→ CHALLENGE
Quote the records in full and leave their pictures out.

--- Start of DATA SUPPLIED ---

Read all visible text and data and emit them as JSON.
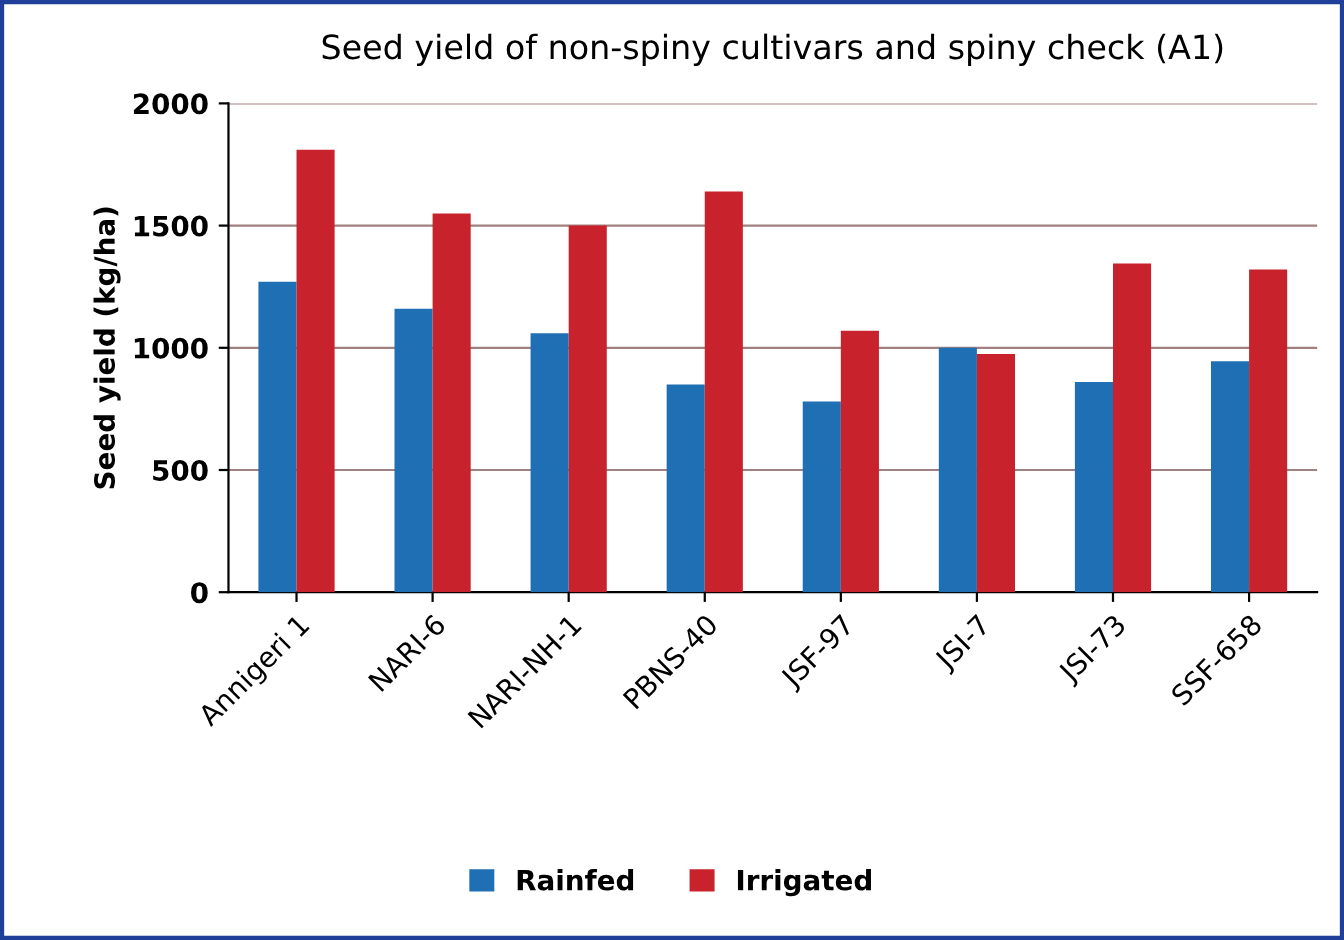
{
  "chart_data": {
    "type": "bar",
    "title": "Seed yield of non-spiny cultivars and spiny check (A1)",
    "ylabel": "Seed yield (kg/ha)",
    "categories": [
      "Annigeri 1",
      "NARI-6",
      "NARI-NH-1",
      "PBNS-40",
      "JSF-97",
      "JSI-7",
      "JSI-73",
      "SSF-658"
    ],
    "series": [
      {
        "name": "Rainfed",
        "color": "#1f6fb5",
        "values": [
          1270,
          1160,
          1060,
          850,
          780,
          1000,
          860,
          945
        ]
      },
      {
        "name": "Irrigated",
        "color": "#c8232c",
        "values": [
          1810,
          1550,
          1500,
          1640,
          1070,
          975,
          1345,
          1320
        ]
      }
    ],
    "ylim": [
      0,
      2000
    ],
    "yticks": [
      0,
      500,
      1000,
      1500,
      2000
    ],
    "grid": "y",
    "legend": "bottom"
  }
}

--- End of DATA SUPPLIED ---

→ EXERCISE RESULT
Read all visible text and data and emit them as JSON.
{
  "chart_data": {
    "type": "bar",
    "title": "Seed yield of non-spiny cultivars and spiny check (A1)",
    "ylabel": "Seed yield (kg/ha)",
    "categories": [
      "Annigeri 1",
      "NARI-6",
      "NARI-NH-1",
      "PBNS-40",
      "JSF-97",
      "JSI-7",
      "JSI-73",
      "SSF-658"
    ],
    "series": [
      {
        "name": "Rainfed",
        "color": "#1f6fb5",
        "values": [
          1270,
          1160,
          1060,
          850,
          780,
          1000,
          860,
          945
        ]
      },
      {
        "name": "Irrigated",
        "color": "#c8232c",
        "values": [
          1810,
          1550,
          1500,
          1640,
          1070,
          975,
          1345,
          1320
        ]
      }
    ],
    "ylim": [
      0,
      2000
    ],
    "yticks": [
      0,
      500,
      1000,
      1500,
      2000
    ],
    "grid": "y",
    "legend": "bottom"
  }
}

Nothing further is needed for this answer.